» DATA PROVIDED:
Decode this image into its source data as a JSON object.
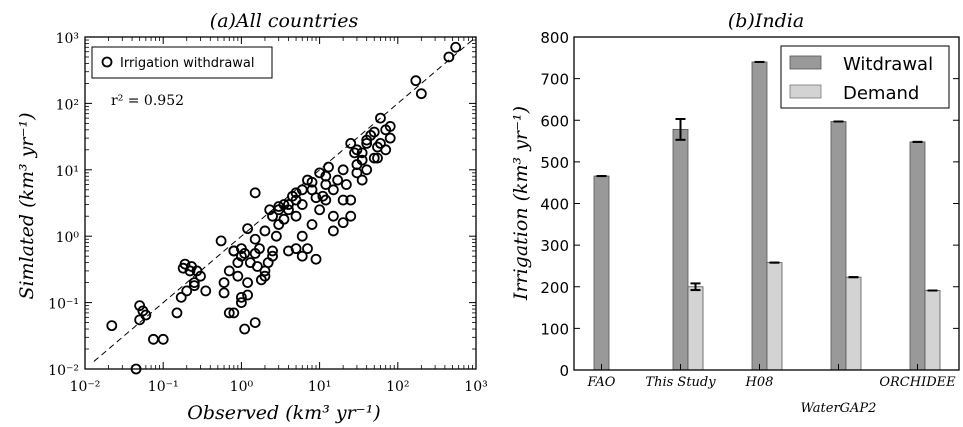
{
  "chart_data": [
    {
      "type": "scatter",
      "title": "(a)All countries",
      "xlabel": "Observed (km³ yr⁻¹)",
      "ylabel": "Simlated (km³ yr⁻¹)",
      "xscale": "log",
      "yscale": "log",
      "xlim": [
        0.01,
        1000
      ],
      "ylim": [
        0.01,
        1000
      ],
      "xticks": [
        "10⁻²",
        "10⁻¹",
        "10⁰",
        "10¹",
        "10²",
        "10³"
      ],
      "yticks": [
        "10⁻²",
        "10⁻¹",
        "10⁰",
        "10¹",
        "10²",
        "10³"
      ],
      "legend": {
        "placement": "top-left",
        "entries": [
          "Irrigation withdrawal"
        ]
      },
      "annotation": "r² = 0.952",
      "reference_line": "1:1 dashed",
      "series": [
        {
          "name": "Irrigation withdrawal",
          "x": [
            0.022,
            0.045,
            0.05,
            0.055,
            0.06,
            0.05,
            0.075,
            0.1,
            0.15,
            0.17,
            0.19,
            0.2,
            0.22,
            0.23,
            0.25,
            0.27,
            0.3,
            0.35,
            0.18,
            0.25,
            0.55,
            0.6,
            0.7,
            0.8,
            0.9,
            1.0,
            1.1,
            1.2,
            1.3,
            1.5,
            1.6,
            1.7,
            1.8,
            2.0,
            2.2,
            2.5,
            2.8,
            3.0,
            3.5,
            4.0,
            5.0,
            6.0,
            7.0,
            8.0,
            10.0,
            12.0,
            15.0,
            20.0,
            25.0,
            30.0,
            35.0,
            40.0,
            50.0,
            60.0,
            80.0,
            0.8,
            1.0,
            1.2,
            1.5,
            2.0,
            2.5,
            3.0,
            3.5,
            4.5,
            5.0,
            6.0,
            7.0,
            8.0,
            9.0,
            10.0,
            11.0,
            12.0,
            13.0,
            15.0,
            17.0,
            20.0,
            22.0,
            25.0,
            28.0,
            30.0,
            35.0,
            40.0,
            45.0,
            50.0,
            55.0,
            60.0,
            70.0,
            80.0,
            3.0,
            4.0,
            5.0,
            6.0,
            1.2,
            1.5,
            0.9,
            1.0,
            1.1,
            0.7,
            0.6,
            0.8,
            1.0,
            1.5,
            2.0,
            2.5,
            5.0,
            6.0,
            9.0,
            15.0,
            20.0,
            25.0,
            35.0,
            40.0,
            55.0,
            70.0,
            30.0,
            12.0,
            2.3,
            4.0,
            8.0,
            450.0,
            200.0,
            170.0,
            550.0
          ],
          "y": [
            0.045,
            0.01,
            0.055,
            0.075,
            0.065,
            0.09,
            0.028,
            0.028,
            0.07,
            0.12,
            0.38,
            0.15,
            0.3,
            0.35,
            0.2,
            0.3,
            0.25,
            0.15,
            0.33,
            0.18,
            0.85,
            0.2,
            0.07,
            0.6,
            0.25,
            0.12,
            0.04,
            0.13,
            0.4,
            0.05,
            0.35,
            0.65,
            0.22,
            0.25,
            0.4,
            0.6,
            1.0,
            1.5,
            3.0,
            0.6,
            2.0,
            3.0,
            0.65,
            1.5,
            2.5,
            3.5,
            2.0,
            3.5,
            2.0,
            12.0,
            18.0,
            25.0,
            15.0,
            25.0,
            30.0,
            0.6,
            0.65,
            1.3,
            4.5,
            1.2,
            2.0,
            2.8,
            1.8,
            4.0,
            3.5,
            1.0,
            7.0,
            5.0,
            3.8,
            9.0,
            4.0,
            6.0,
            11.0,
            5.0,
            7.0,
            10.0,
            6.0,
            25.0,
            18.0,
            20.0,
            14.0,
            28.0,
            33.0,
            37.0,
            22.0,
            60.0,
            40.0,
            45.0,
            2.5,
            3.0,
            4.5,
            5.0,
            0.2,
            0.9,
            0.4,
            0.5,
            0.55,
            0.3,
            0.14,
            0.07,
            0.1,
            0.55,
            0.3,
            0.5,
            0.65,
            0.5,
            0.45,
            1.2,
            1.6,
            3.5,
            7.0,
            10.0,
            15.0,
            20.0,
            9.0,
            8.0,
            2.5,
            2.5,
            6.5,
            500.0,
            140.0,
            220.0,
            700.0
          ]
        }
      ]
    },
    {
      "type": "bar",
      "title": "(b)India",
      "xlabel": "",
      "ylabel": "Irrigation (km³ yr⁻¹)",
      "ylim": [
        0,
        800
      ],
      "yticks": [
        0,
        100,
        200,
        300,
        400,
        500,
        600,
        700,
        800
      ],
      "categories": [
        "FAO",
        "This Study",
        "H08",
        "WaterGAP2",
        "ORCHIDEE"
      ],
      "legend": {
        "placement": "top-right",
        "entries": [
          "Witdrawal",
          "Demand"
        ]
      },
      "series": [
        {
          "name": "Witdrawal",
          "color": "#999999",
          "values": [
            466,
            578,
            740,
            597,
            548
          ],
          "errors": [
            0,
            25,
            0,
            0,
            0
          ]
        },
        {
          "name": "Demand",
          "color": "#d3d3d3",
          "values": [
            null,
            200,
            258,
            223,
            191
          ],
          "errors": [
            0,
            8,
            0,
            0,
            0
          ]
        }
      ]
    }
  ]
}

» TASK BRIEF: Copy out every line from the records that has the word "Irrigation".

» EXERCISE ANSWER:
          "Irrigation withdrawal"
          "name": "Irrigation withdrawal",
      "ylabel": "Irrigation (km³ yr⁻¹)",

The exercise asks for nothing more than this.